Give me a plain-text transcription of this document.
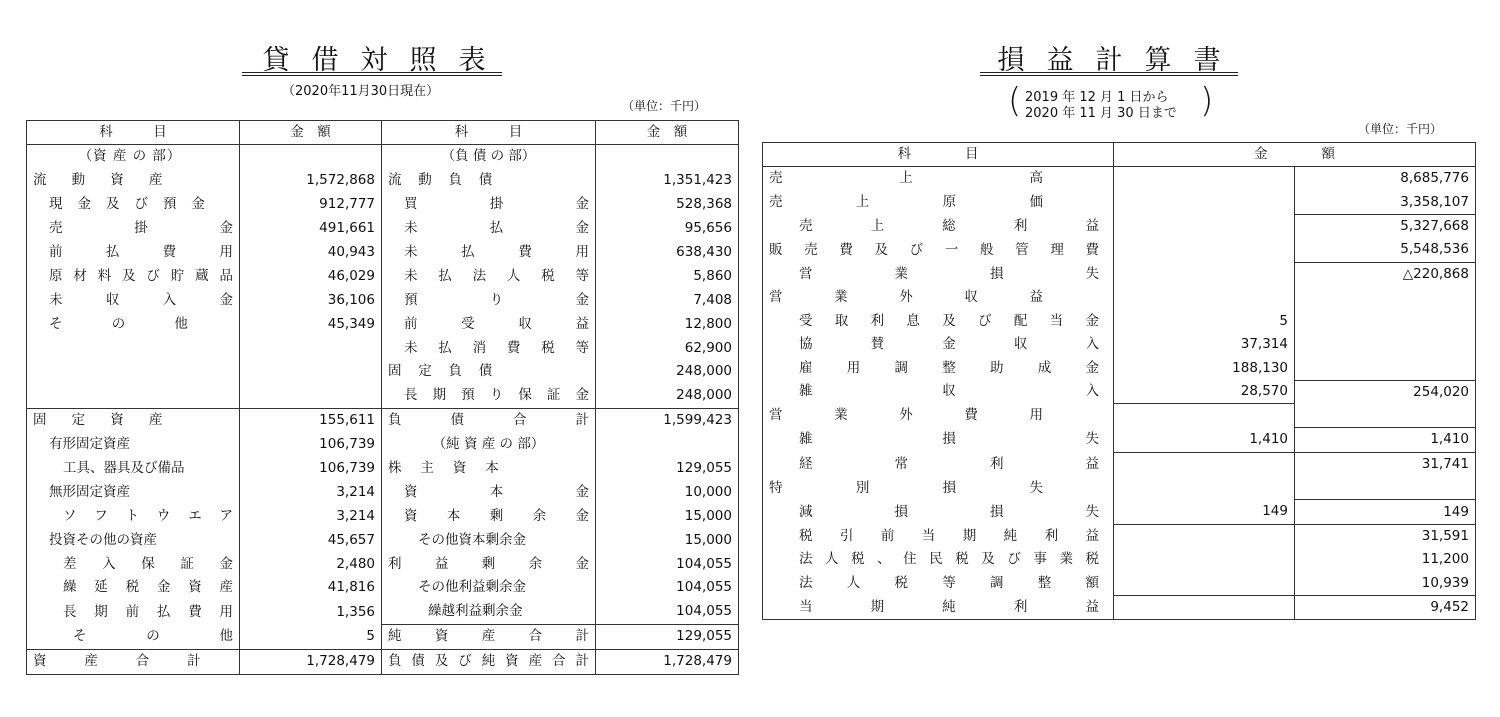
貸借対照表
（2020年11月30日現在）
（単位：千円）
科　　　目	金　額	科　　　目	金　額
（資 産 の 部）		（負 債 の 部）	
流動資産	1,572,868	流動負債	1,351,423
現金及び預金	912,777	買掛金	528,368
売掛金	491,661	未払金	95,656
前払費用	40,943	未払費用	638,430
原材料及び貯蔵品	46,029	未払法人税等	5,860
未収入金	36,106	預り金	7,408
その他	45,349	前受収益	12,800
		未払消費税等	62,900
		固定負債	248,000
		長期預り保証金	248,000
固定資産	155,611	負債合計	1,599,423
有形固定資産	106,739	（純 資 産 の 部）	
工具、器具及び備品	106,739	株主資本	129,055
無形固定資産	3,214	資本金	10,000
ソフトウエア	3,214	資本剰余金	15,000
投資その他の資産	45,657	その他資本剰余金	15,000
差入保証金	2,480	利益剰余金	104,055
繰延税金資産	41,816	その他利益剰余金	104,055
長期前払費用	1,356	繰越利益剰余金	104,055
その他	5	純資産合計	129,055
資産合計	1,728,479	負債及び純資産合計	1,728,479
損益計算書
( 2019 年 12 月 1 日から
2020 年 11 月 30 日まで )
（単位：千円）
科　　　　目	金　　　　額	
売上高		8,685,776
売上原価		3,358,107
売上総利益		5,327,668
販売費及び一般管理費		5,548,536
営業損失		△220,868
営業外収益		
受取利息及び配当金	5	
協賛金収入	37,314	
雇用調整助成金	188,130	
雑収入	28,570	254,020
営業外費用		
雑損失	1,410	1,410
経常利益		31,741
特別損失		
減損損失	149	149
税引前当期純利益		31,591
法人税、住民税及び事業税		11,200
法人税等調整額		10,939
当期純利益		9,452
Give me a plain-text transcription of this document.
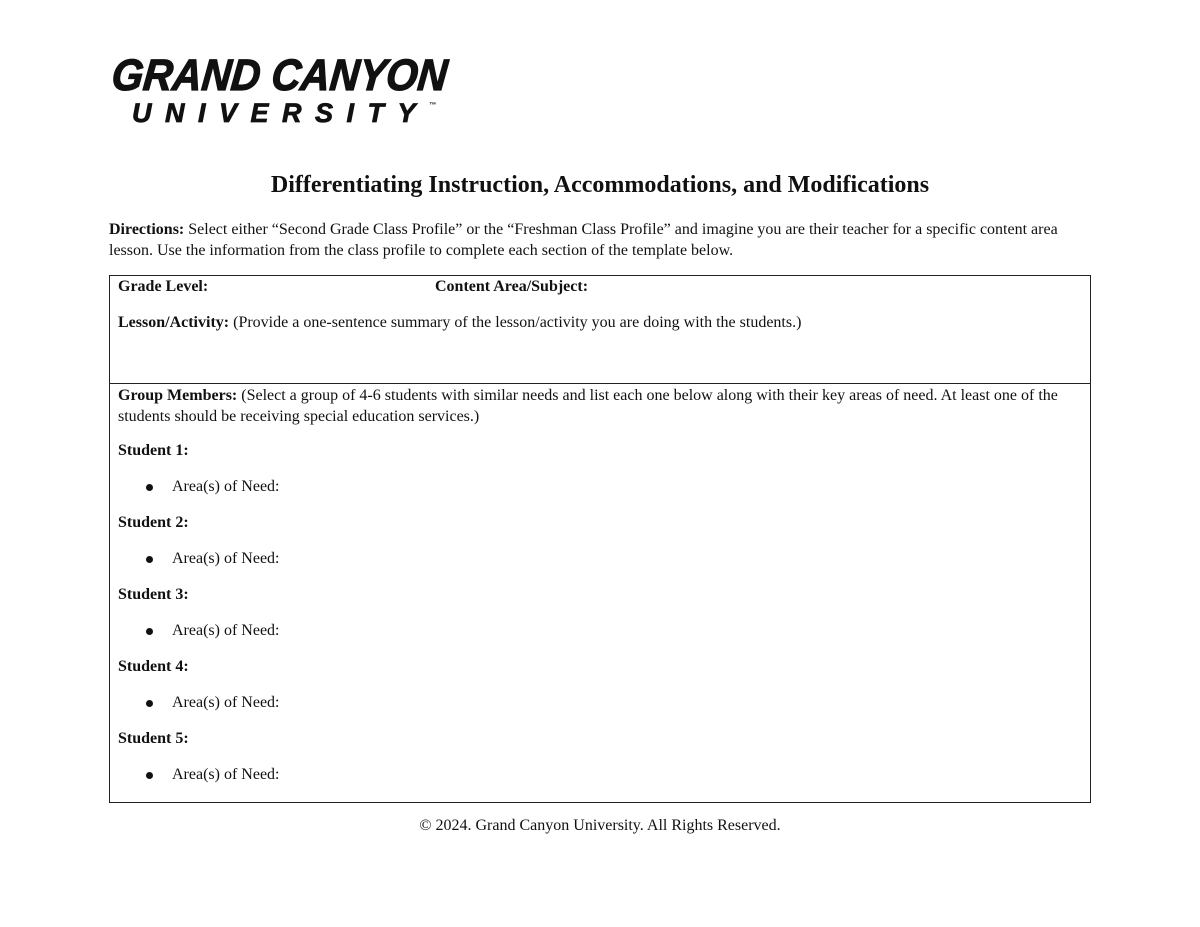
GRAND CANYON
UNIVERSITY™
Differentiating Instruction, Accommodations, and Modifications
Directions: Select either “Second Grade Class Profile” or the “Freshman Class Profile” and imagine you are their teacher for a specific content area lesson. Use the information from the class profile to complete each section of the template below.
Grade Level:	Content Area/Subject:
Lesson/Activity: (Provide a one-sentence summary of the lesson/activity you are doing with the students.)
Group Members: (Select a group of 4-6 students with similar needs and list each one below along with their key areas of need. At least one of the students should be receiving special education services.)
Student 1:
Area(s) of Need:
Student 2:
Area(s) of Need:
Student 3:
Area(s) of Need:
Student 4:
Area(s) of Need:
Student 5:
Area(s) of Need:
© 2024. Grand Canyon University. All Rights Reserved.
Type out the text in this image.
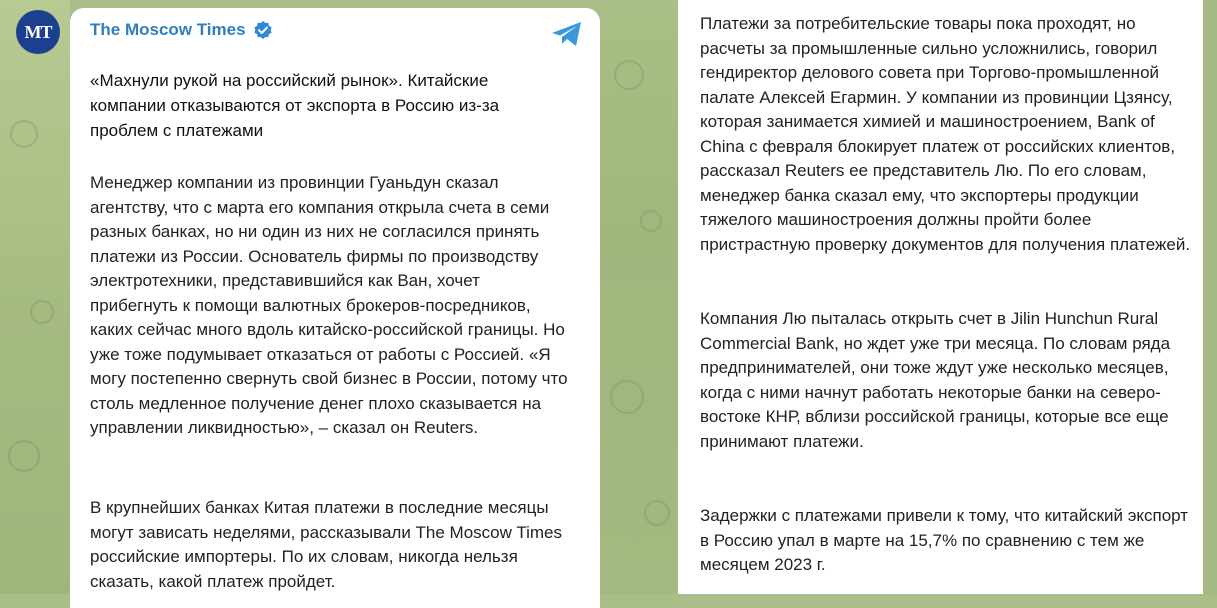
MT The Moscow Times

«Махнули рукой на российский рынок». Китайские компании отказываются от экспорта в Россию из-за проблем с платежами

Менеджер компании из провинции Гуаньдун сказал агентству, что с марта его компания открыла счета в семи разных банках, но ни один из них не согласился принять платежи из России. Основатель фирмы по производству электротехники, представившийся как Ван, хочет прибегнуть к помощи валютных брокеров-посредников, каких сейчас много вдоль китайско-российской границы. Но уже тоже подумывает отказаться от работы с Россией. «Я могу постепенно свернуть свой бизнес в России, потому что столь медленное получение денег плохо сказывается на управлении ликвидностью», – сказал он Reuters.

В крупнейших банках Китая платежи в последние месяцы могут зависать неделями, рассказывали The Moscow Times российские импортеры. По их словам, никогда нельзя сказать, какой платеж пройдет.

Платежи за потребительские товары пока проходят, но расчеты за промышленные сильно усложнились, говорил гендиректор делового совета при Торгово-промышленной палате Алексей Егармин. У компании из провинции Цзянсу, которая занимается химией и машиностроением, Bank of China с февраля блокирует платеж от российских клиентов, рассказал Reuters ее представитель Лю. По его словам, менеджер банка сказал ему, что экспортеры продукции тяжелого машиностроения должны пройти более пристрастную проверку документов для получения платежей.

Компания Лю пыталась открыть счет в Jilin Hunchun Rural Commercial Bank, но ждет уже три месяца. По словам ряда предпринимателей, они тоже ждут уже несколько месяцев, когда с ними начнут работать некоторые банки на северо-востоке КНР, вблизи российской границы, которые все еще принимают платежи.

Задержки с платежами привели к тому, что китайский экспорт в Россию упал в марте на 15,7% по сравнению с тем же месяцем 2023 г.
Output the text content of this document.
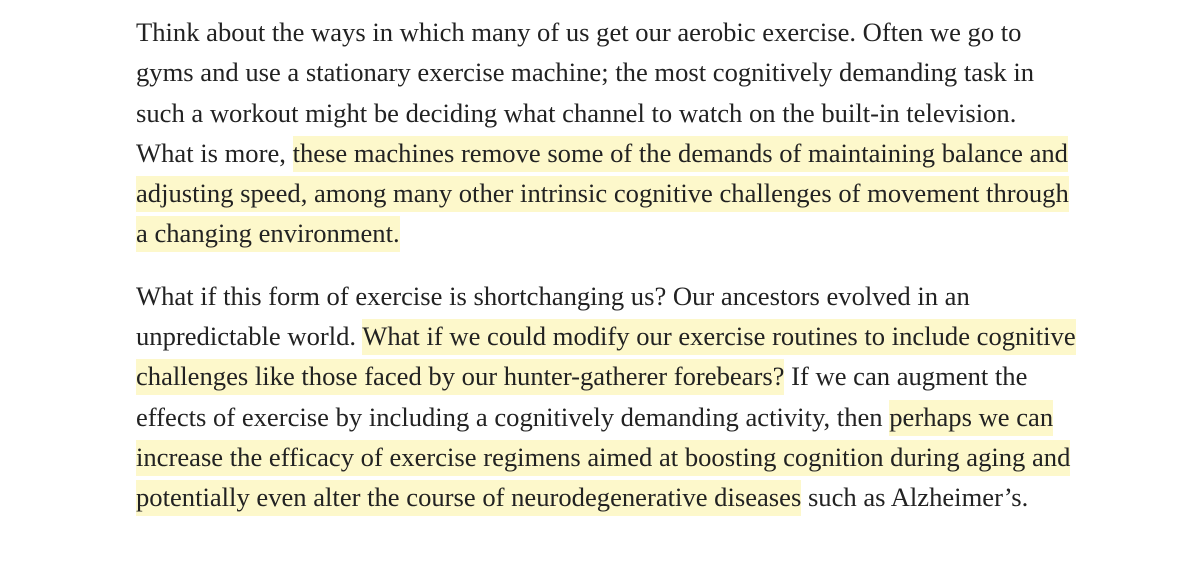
Think about the ways in which many of us get our aerobic exercise. Often we go to gyms and use a stationary exercise machine; the most cognitively demanding task in such a workout might be deciding what channel to watch on the built-in television. What is more, these machines remove some of the demands of maintaining balance and adjusting speed, among many other intrinsic cognitive challenges of movement through a changing environment.

What if this form of exercise is shortchanging us? Our ancestors evolved in an unpredictable world. What if we could modify our exercise routines to include cognitive challenges like those faced by our hunter-gatherer forebears? If we can augment the effects of exercise by including a cognitively demanding activity, then perhaps we can increase the efficacy of exercise regimens aimed at boosting cognition during aging and potentially even alter the course of neurodegenerative diseases such as Alzheimer’s.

Instruction → Which lines include the word "Grade"? Copy every one of them.

Task output →
Directions: Select either “Second Grade Class Profile” or the “Freshman Class Profile” and imagine you are their teacher for a specific content area lesson. Use the information from the class profile to complete each section of the template below.
Grade Level:	Content Area/Subject:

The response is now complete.